Task to complete> State the count of lines below in which the word "tonnes" appears, and add nothing.

## BEGIN Supplied records

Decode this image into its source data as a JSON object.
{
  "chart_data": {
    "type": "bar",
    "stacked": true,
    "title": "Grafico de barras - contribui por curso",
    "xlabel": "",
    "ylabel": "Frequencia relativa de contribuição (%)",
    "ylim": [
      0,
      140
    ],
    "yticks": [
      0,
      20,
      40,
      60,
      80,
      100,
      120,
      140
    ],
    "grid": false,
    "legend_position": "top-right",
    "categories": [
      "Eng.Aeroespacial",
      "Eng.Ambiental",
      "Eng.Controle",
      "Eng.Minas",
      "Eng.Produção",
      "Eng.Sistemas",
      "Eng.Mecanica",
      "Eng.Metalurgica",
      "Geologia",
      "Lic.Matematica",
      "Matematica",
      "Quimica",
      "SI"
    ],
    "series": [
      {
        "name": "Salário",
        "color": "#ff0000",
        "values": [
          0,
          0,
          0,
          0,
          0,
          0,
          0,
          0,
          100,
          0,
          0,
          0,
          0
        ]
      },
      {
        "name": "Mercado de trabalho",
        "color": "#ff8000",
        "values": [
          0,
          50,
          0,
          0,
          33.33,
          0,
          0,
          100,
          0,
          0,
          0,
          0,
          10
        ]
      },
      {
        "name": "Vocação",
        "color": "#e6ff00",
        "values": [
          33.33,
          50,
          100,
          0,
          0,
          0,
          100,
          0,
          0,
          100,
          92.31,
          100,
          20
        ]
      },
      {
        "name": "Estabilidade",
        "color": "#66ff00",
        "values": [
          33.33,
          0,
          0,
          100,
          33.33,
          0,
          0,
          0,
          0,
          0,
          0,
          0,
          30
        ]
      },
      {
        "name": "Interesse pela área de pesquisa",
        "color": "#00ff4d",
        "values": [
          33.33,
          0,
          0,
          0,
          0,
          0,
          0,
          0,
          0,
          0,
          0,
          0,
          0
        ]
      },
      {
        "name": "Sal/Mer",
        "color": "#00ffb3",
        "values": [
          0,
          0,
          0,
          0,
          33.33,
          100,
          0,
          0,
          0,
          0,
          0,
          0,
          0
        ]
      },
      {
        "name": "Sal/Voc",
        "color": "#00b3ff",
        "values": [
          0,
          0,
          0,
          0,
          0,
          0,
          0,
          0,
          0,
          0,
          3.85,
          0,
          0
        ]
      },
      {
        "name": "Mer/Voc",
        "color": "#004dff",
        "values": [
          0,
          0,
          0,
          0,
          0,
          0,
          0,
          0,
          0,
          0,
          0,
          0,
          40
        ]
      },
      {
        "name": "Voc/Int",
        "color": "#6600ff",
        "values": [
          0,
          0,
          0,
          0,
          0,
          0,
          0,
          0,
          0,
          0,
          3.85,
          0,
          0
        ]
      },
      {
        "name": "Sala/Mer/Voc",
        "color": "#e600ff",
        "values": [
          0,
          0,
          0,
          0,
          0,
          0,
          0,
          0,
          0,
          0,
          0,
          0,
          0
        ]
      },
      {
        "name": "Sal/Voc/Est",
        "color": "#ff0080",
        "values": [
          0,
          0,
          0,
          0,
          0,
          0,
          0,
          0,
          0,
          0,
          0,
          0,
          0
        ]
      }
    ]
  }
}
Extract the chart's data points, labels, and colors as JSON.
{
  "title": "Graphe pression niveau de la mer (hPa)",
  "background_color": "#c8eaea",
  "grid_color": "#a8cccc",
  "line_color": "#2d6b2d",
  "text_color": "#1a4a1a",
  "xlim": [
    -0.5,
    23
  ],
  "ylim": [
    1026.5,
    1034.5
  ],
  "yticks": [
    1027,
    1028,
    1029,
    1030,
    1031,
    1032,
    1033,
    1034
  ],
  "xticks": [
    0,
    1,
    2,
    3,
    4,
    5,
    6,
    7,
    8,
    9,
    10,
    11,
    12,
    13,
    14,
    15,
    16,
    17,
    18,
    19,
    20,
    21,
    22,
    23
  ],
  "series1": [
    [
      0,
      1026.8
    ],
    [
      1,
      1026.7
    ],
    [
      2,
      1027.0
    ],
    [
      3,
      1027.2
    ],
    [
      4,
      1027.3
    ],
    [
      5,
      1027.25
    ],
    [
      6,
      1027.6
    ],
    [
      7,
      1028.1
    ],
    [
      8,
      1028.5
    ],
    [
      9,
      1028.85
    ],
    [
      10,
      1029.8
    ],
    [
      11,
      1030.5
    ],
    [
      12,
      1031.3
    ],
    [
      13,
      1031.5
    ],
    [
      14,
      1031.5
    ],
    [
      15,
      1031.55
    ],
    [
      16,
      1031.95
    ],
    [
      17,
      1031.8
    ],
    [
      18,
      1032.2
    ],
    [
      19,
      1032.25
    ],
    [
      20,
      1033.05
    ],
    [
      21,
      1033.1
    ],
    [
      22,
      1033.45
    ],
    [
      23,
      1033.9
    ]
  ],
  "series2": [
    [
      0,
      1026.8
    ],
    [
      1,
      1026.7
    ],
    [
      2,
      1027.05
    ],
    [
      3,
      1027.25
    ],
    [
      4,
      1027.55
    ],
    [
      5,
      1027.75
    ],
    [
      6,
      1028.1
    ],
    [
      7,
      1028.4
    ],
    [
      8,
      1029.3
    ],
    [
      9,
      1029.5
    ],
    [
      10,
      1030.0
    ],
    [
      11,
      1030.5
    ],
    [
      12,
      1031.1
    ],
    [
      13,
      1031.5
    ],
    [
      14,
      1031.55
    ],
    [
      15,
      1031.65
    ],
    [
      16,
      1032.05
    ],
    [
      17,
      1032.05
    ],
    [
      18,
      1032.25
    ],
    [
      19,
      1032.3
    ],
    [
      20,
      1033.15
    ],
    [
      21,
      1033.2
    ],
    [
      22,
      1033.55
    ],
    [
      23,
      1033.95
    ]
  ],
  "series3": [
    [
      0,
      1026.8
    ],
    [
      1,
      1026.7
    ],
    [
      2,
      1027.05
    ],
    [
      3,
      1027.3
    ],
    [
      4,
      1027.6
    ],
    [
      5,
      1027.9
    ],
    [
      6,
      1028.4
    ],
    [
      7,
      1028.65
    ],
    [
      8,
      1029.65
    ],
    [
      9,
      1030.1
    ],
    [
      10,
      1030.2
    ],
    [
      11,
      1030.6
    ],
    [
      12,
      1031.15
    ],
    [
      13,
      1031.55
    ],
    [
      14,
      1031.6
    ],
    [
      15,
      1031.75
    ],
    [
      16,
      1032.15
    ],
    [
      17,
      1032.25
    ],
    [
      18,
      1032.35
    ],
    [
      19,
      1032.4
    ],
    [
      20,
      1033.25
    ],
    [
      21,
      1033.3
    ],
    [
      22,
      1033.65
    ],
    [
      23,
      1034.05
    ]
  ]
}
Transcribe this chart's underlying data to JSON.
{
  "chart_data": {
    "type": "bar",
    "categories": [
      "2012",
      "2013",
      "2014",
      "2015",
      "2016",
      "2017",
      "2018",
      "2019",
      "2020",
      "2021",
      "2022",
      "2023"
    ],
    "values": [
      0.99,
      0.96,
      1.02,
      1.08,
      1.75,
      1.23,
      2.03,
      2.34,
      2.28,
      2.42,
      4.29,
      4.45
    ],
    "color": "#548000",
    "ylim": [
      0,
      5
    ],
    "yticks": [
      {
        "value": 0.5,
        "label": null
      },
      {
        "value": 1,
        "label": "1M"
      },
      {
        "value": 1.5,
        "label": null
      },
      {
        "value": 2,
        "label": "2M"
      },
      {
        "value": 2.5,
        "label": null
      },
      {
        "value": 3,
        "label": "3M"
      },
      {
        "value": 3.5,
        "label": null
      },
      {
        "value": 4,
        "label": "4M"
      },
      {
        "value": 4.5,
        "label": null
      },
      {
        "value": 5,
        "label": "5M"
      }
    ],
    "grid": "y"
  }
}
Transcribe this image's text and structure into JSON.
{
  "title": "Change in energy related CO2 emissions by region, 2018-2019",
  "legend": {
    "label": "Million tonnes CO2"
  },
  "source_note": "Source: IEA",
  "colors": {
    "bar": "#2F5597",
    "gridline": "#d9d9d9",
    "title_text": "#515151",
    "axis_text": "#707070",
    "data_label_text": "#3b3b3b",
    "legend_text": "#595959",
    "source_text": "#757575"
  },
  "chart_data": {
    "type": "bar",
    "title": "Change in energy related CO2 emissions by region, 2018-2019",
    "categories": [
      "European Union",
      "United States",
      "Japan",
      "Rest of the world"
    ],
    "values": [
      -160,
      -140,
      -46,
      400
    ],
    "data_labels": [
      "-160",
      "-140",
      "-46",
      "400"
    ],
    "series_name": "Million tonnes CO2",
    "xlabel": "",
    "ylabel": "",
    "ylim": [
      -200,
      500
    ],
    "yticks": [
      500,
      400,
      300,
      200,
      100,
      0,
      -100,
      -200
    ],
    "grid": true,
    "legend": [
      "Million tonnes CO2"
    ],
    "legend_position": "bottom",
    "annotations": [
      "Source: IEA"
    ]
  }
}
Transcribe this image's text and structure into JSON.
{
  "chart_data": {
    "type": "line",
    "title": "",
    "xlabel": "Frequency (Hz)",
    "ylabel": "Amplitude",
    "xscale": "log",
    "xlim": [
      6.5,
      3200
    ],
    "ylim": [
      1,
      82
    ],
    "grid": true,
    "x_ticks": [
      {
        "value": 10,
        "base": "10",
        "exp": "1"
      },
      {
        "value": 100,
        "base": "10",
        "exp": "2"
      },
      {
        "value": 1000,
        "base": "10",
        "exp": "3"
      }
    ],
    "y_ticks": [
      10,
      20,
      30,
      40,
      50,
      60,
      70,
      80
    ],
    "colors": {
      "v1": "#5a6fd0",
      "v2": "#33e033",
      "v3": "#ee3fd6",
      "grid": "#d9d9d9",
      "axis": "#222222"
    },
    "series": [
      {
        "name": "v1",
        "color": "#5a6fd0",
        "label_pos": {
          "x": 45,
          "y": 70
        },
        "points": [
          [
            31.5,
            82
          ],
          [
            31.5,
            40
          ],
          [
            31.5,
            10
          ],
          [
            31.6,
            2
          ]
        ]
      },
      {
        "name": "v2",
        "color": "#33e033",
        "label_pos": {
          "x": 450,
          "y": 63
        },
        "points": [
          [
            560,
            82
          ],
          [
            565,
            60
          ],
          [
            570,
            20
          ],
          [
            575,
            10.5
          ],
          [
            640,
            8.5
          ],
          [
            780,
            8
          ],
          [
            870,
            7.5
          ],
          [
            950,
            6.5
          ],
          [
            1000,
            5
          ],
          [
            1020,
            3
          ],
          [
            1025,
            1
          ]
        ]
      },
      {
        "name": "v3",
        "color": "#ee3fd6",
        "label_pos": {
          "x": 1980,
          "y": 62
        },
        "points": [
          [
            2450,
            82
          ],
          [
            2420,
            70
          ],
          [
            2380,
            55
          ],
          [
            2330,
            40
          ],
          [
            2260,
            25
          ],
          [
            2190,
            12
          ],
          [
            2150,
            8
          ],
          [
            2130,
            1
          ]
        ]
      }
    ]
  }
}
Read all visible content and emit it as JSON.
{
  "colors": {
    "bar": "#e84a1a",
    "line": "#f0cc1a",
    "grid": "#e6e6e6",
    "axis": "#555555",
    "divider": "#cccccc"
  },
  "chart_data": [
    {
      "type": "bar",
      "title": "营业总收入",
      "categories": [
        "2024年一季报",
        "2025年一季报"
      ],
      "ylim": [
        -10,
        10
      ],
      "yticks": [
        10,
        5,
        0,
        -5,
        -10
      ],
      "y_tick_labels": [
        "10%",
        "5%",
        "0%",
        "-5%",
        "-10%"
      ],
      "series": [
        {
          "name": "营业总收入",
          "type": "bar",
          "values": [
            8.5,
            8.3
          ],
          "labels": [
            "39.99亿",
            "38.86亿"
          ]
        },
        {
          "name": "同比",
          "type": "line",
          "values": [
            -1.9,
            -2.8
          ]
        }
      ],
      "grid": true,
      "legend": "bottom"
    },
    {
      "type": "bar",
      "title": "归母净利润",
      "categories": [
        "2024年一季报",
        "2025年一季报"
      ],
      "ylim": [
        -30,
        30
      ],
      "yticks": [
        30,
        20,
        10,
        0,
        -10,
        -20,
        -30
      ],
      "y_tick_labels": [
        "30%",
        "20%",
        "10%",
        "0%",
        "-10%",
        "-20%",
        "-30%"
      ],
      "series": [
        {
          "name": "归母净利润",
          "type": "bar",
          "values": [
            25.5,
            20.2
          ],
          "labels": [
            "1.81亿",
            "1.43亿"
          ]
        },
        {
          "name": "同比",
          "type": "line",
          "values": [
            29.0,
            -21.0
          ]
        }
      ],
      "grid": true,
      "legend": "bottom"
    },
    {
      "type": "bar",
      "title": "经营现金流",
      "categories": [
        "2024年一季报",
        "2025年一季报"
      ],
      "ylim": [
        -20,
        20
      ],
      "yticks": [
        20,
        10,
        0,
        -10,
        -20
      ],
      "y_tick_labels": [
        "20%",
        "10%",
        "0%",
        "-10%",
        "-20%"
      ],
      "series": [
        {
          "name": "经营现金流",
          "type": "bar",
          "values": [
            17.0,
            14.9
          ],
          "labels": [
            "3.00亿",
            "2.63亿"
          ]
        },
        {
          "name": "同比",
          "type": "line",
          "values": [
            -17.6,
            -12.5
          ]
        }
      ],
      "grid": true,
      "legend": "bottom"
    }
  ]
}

## END Supplied records

Exercise solution> 3